(Figure content listings)

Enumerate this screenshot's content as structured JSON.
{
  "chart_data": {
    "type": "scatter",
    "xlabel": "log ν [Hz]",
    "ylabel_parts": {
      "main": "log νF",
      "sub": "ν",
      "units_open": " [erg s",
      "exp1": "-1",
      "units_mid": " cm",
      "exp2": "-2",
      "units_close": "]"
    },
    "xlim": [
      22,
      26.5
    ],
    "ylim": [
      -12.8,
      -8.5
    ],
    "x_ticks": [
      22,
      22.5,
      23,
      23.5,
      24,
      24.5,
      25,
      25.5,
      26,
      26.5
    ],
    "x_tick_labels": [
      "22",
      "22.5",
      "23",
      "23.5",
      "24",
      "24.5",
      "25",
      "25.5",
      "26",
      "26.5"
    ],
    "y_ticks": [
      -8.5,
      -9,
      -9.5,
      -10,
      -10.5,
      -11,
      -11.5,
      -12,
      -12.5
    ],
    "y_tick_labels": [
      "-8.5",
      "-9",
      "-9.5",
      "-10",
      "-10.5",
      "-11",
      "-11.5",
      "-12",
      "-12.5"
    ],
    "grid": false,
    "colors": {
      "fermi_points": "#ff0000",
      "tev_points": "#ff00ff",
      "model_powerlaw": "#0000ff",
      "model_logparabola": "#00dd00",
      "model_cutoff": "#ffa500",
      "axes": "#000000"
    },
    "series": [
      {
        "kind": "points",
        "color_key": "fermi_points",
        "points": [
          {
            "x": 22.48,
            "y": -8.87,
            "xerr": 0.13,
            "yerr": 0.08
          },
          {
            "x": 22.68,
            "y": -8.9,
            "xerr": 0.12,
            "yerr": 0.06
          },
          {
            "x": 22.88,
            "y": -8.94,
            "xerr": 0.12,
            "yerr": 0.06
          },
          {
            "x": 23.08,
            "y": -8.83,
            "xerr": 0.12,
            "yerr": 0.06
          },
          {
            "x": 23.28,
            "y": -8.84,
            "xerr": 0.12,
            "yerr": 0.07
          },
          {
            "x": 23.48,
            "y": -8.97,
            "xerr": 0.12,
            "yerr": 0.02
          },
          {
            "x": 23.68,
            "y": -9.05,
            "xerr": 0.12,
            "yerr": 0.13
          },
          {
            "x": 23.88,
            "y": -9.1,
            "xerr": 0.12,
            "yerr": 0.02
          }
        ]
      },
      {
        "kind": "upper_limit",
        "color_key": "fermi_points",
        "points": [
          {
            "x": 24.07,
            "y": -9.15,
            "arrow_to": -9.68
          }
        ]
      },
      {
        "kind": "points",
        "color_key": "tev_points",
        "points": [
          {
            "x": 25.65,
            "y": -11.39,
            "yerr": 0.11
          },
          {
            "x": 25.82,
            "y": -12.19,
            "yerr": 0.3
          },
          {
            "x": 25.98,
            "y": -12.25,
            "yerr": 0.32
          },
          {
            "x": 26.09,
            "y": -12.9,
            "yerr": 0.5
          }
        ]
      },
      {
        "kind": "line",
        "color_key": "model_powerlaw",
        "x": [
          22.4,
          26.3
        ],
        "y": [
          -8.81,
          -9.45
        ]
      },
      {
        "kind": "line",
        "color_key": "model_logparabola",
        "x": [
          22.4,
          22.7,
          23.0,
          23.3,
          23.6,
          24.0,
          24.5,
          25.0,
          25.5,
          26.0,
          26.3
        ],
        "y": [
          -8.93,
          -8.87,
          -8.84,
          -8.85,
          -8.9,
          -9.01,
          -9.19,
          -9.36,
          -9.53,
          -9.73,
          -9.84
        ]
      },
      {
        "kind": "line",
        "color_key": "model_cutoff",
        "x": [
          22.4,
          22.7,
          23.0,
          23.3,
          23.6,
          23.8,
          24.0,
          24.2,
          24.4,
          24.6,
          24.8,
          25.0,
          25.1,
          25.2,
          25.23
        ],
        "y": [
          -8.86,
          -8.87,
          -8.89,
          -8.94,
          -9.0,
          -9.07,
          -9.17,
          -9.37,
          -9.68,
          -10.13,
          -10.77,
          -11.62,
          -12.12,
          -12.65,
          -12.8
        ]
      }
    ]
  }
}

EXERCISE REQUIREMENTS:
Go through the listing above and pull out each line containing the word "yerr".

ANSWER TO THE TASK:
            "yerr": 0.08
            "yerr": 0.06
            "yerr": 0.06
            "yerr": 0.06
            "yerr": 0.07
            "yerr": 0.02
            "yerr": 0.13
            "yerr": 0.02
            "yerr": 0.11
            "yerr": 0.3
            "yerr": 0.32
            "yerr": 0.5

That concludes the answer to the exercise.